_OBJECTIVE_:
Every line that contains the word "fries" should be copied.

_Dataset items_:
--- Begin ---

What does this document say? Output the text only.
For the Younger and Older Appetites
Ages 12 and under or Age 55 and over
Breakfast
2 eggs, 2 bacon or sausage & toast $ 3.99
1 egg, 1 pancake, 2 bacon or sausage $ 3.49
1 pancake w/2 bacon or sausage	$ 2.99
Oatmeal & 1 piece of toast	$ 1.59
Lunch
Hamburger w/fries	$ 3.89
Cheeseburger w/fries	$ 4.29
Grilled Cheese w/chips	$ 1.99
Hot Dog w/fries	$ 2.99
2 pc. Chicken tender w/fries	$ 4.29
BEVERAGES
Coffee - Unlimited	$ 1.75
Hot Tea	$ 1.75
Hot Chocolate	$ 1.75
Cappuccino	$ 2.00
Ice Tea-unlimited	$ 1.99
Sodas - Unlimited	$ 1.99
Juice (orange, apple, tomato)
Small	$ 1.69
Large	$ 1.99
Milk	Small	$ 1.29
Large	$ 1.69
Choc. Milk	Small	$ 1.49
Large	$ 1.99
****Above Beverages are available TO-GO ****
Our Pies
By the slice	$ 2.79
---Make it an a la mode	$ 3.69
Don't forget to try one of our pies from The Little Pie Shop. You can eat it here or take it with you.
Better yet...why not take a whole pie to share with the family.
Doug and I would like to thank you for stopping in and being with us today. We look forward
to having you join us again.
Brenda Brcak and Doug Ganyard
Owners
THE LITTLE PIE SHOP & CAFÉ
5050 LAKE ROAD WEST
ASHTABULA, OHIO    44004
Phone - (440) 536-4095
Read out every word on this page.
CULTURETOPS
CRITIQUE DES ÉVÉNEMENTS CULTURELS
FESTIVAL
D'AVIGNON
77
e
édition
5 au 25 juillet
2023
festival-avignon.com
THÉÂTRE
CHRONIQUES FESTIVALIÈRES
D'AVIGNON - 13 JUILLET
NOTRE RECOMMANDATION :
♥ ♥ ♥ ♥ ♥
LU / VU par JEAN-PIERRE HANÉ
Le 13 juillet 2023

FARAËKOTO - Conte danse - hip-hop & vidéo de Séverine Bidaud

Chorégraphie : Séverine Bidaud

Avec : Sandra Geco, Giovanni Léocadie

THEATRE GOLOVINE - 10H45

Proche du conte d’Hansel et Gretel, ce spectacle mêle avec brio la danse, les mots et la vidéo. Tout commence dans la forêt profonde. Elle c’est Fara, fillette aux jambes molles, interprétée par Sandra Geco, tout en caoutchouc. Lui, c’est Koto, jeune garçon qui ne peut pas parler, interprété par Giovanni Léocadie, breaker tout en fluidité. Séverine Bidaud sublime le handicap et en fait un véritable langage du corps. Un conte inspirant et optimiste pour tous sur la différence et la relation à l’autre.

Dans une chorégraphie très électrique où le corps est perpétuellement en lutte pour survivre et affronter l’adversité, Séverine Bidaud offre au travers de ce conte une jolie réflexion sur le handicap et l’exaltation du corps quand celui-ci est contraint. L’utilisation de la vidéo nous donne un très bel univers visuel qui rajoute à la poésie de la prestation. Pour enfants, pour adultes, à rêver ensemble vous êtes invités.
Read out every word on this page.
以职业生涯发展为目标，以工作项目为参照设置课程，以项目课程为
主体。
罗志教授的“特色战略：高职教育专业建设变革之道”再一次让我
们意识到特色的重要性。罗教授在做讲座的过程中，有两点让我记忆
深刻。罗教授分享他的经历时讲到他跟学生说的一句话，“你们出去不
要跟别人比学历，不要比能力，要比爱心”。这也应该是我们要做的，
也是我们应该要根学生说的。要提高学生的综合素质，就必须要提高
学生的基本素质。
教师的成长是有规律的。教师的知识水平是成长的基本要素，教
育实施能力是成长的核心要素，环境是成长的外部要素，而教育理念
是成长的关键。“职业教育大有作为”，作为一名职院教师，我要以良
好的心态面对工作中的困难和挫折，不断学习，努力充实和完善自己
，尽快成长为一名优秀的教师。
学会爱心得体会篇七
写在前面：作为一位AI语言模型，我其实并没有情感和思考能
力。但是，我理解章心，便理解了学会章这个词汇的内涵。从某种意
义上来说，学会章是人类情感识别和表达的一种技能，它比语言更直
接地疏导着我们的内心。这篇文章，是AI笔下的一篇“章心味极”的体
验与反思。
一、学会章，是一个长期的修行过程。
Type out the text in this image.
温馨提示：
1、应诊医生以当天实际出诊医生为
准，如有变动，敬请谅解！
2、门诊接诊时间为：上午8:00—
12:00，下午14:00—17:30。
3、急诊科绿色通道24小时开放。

--- End ---

_OUTPUT OF THE TASK_:
Hamburger w/fries	$ 3.89
Cheeseburger w/fries	$ 4.29
Hot Dog w/fries	$ 2.99
2 pc. Chicken tender w/fries	$ 4.29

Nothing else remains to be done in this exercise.